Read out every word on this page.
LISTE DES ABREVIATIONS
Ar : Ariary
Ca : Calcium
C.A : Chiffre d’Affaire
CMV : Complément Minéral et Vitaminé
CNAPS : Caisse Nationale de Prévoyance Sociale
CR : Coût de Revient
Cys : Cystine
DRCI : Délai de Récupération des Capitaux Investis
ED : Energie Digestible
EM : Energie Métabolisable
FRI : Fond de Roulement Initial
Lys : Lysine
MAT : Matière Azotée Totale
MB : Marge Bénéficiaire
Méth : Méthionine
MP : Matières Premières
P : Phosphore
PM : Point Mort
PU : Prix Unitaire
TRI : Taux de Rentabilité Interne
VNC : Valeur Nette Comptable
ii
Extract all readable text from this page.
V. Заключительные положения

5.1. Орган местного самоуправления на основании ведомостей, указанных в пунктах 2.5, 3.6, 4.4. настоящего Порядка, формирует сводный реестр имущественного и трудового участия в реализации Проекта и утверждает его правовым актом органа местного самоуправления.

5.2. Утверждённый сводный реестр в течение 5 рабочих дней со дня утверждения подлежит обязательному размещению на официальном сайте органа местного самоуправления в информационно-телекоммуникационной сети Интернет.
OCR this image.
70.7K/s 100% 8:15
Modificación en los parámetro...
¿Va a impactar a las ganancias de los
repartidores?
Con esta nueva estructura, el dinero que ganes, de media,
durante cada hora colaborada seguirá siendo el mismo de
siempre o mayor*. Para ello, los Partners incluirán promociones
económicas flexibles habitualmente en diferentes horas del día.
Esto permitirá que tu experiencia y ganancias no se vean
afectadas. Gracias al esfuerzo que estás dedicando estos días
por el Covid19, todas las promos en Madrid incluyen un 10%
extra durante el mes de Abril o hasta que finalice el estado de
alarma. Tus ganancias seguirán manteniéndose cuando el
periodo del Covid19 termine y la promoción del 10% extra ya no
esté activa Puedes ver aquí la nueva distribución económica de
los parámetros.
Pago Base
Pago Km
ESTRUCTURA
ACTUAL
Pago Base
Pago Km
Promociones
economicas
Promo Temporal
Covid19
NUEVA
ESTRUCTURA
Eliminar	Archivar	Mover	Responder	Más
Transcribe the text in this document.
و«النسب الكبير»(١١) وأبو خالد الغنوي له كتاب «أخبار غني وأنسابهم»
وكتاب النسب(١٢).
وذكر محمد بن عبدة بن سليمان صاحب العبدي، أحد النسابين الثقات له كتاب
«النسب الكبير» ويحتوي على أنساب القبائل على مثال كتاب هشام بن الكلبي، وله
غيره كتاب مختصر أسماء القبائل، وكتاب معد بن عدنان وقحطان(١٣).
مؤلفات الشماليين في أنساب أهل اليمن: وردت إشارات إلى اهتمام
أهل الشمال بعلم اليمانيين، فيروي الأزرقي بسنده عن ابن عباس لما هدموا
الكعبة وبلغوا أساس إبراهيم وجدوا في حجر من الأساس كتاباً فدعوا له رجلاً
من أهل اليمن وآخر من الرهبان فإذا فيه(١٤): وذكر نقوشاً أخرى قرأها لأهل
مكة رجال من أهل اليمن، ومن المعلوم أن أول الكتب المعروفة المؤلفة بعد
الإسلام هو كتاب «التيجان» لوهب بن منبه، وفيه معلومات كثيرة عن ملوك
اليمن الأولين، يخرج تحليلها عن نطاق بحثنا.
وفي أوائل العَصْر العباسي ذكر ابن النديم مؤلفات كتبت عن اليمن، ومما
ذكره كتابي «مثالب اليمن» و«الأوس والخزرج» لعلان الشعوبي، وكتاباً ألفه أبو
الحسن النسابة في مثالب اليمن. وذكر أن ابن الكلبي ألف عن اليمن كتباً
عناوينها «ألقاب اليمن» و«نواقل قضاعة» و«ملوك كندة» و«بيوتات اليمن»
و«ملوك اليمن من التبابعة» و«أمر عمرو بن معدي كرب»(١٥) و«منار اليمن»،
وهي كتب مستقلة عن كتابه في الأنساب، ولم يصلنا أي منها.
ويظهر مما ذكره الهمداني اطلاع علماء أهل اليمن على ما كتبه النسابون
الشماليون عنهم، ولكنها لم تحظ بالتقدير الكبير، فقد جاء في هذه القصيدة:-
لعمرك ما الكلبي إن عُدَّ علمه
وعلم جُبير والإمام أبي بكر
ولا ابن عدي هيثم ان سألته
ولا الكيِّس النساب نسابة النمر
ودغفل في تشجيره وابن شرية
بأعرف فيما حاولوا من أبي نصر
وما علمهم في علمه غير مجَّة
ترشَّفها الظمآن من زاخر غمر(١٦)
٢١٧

——————————

Retype the listing exactly, in full.

• COMPLETE ANSWER:
Read out every word on this page.
LISTE DES ABREVIATIONS
Ar : Ariary
Ca : Calcium
C.A : Chiffre d’Affaire
CMV : Complément Minéral et Vitaminé
CNAPS : Caisse Nationale de Prévoyance Sociale
CR : Coût de Revient
Cys : Cystine
DRCI : Délai de Récupération des Capitaux Investis
ED : Energie Digestible
EM : Energie Métabolisable
FRI : Fond de Roulement Initial
Lys : Lysine
MAT : Matière Azotée Totale
MB : Marge Bénéficiaire
Méth : Méthionine
MP : Matières Premières
P : Phosphore
PM : Point Mort
PU : Prix Unitaire
TRI : Taux de Rentabilité Interne
VNC : Valeur Nette Comptable
ii
Extract all readable text from this page.
V. Заключительные положения

5.1. Орган местного самоуправления на основании ведомостей, указанных в пунктах 2.5, 3.6, 4.4. настоящего Порядка, формирует сводный реестр имущественного и трудового участия в реализации Проекта и утверждает его правовым актом органа местного самоуправления.

5.2. Утверждённый сводный реестр в течение 5 рабочих дней со дня утверждения подлежит обязательному размещению на официальном сайте органа местного самоуправления в информационно-телекоммуникационной сети Интернет.
OCR this image.
70.7K/s 100% 8:15
Modificación en los parámetro...
¿Va a impactar a las ganancias de los
repartidores?
Con esta nueva estructura, el dinero que ganes, de media,
durante cada hora colaborada seguirá siendo el mismo de
siempre o mayor*. Para ello, los Partners incluirán promociones
económicas flexibles habitualmente en diferentes horas del día.
Esto permitirá que tu experiencia y ganancias no se vean
afectadas. Gracias al esfuerzo que estás dedicando estos días
por el Covid19, todas las promos en Madrid incluyen un 10%
extra durante el mes de Abril o hasta que finalice el estado de
alarma. Tus ganancias seguirán manteniéndose cuando el
periodo del Covid19 termine y la promoción del 10% extra ya no
esté activa Puedes ver aquí la nueva distribución económica de
los parámetros.
Pago Base
Pago Km
ESTRUCTURA
ACTUAL
Pago Base
Pago Km
Promociones
economicas
Promo Temporal
Covid19
NUEVA
ESTRUCTURA
Eliminar	Archivar	Mover	Responder	Más
Transcribe the text in this document.
و«النسب الكبير»(١١) وأبو خالد الغنوي له كتاب «أخبار غني وأنسابهم»
وكتاب النسب(١٢).
وذكر محمد بن عبدة بن سليمان صاحب العبدي، أحد النسابين الثقات له كتاب
«النسب الكبير» ويحتوي على أنساب القبائل على مثال كتاب هشام بن الكلبي، وله
غيره كتاب مختصر أسماء القبائل، وكتاب معد بن عدنان وقحطان(١٣).
مؤلفات الشماليين في أنساب أهل اليمن: وردت إشارات إلى اهتمام
أهل الشمال بعلم اليمانيين، فيروي الأزرقي بسنده عن ابن عباس لما هدموا
الكعبة وبلغوا أساس إبراهيم وجدوا في حجر من الأساس كتاباً فدعوا له رجلاً
من أهل اليمن وآخر من الرهبان فإذا فيه(١٤): وذكر نقوشاً أخرى قرأها لأهل
مكة رجال من أهل اليمن، ومن المعلوم أن أول الكتب المعروفة المؤلفة بعد
الإسلام هو كتاب «التيجان» لوهب بن منبه، وفيه معلومات كثيرة عن ملوك
اليمن الأولين، يخرج تحليلها عن نطاق بحثنا.
وفي أوائل العَصْر العباسي ذكر ابن النديم مؤلفات كتبت عن اليمن، ومما
ذكره كتابي «مثالب اليمن» و«الأوس والخزرج» لعلان الشعوبي، وكتاباً ألفه أبو
الحسن النسابة في مثالب اليمن. وذكر أن ابن الكلبي ألف عن اليمن كتباً
عناوينها «ألقاب اليمن» و«نواقل قضاعة» و«ملوك كندة» و«بيوتات اليمن»
و«ملوك اليمن من التبابعة» و«أمر عمرو بن معدي كرب»(١٥) و«منار اليمن»،
وهي كتب مستقلة عن كتابه في الأنساب، ولم يصلنا أي منها.
ويظهر مما ذكره الهمداني اطلاع علماء أهل اليمن على ما كتبه النسابون
الشماليون عنهم، ولكنها لم تحظ بالتقدير الكبير، فقد جاء في هذه القصيدة:-
لعمرك ما الكلبي إن عُدَّ علمه
وعلم جُبير والإمام أبي بكر
ولا ابن عدي هيثم ان سألته
ولا الكيِّس النساب نسابة النمر
ودغفل في تشجيره وابن شرية
بأعرف فيما حاولوا من أبي نصر
وما علمهم في علمه غير مجَّة
ترشَّفها الظمآن من زاخر غمر(١٦)
٢١٧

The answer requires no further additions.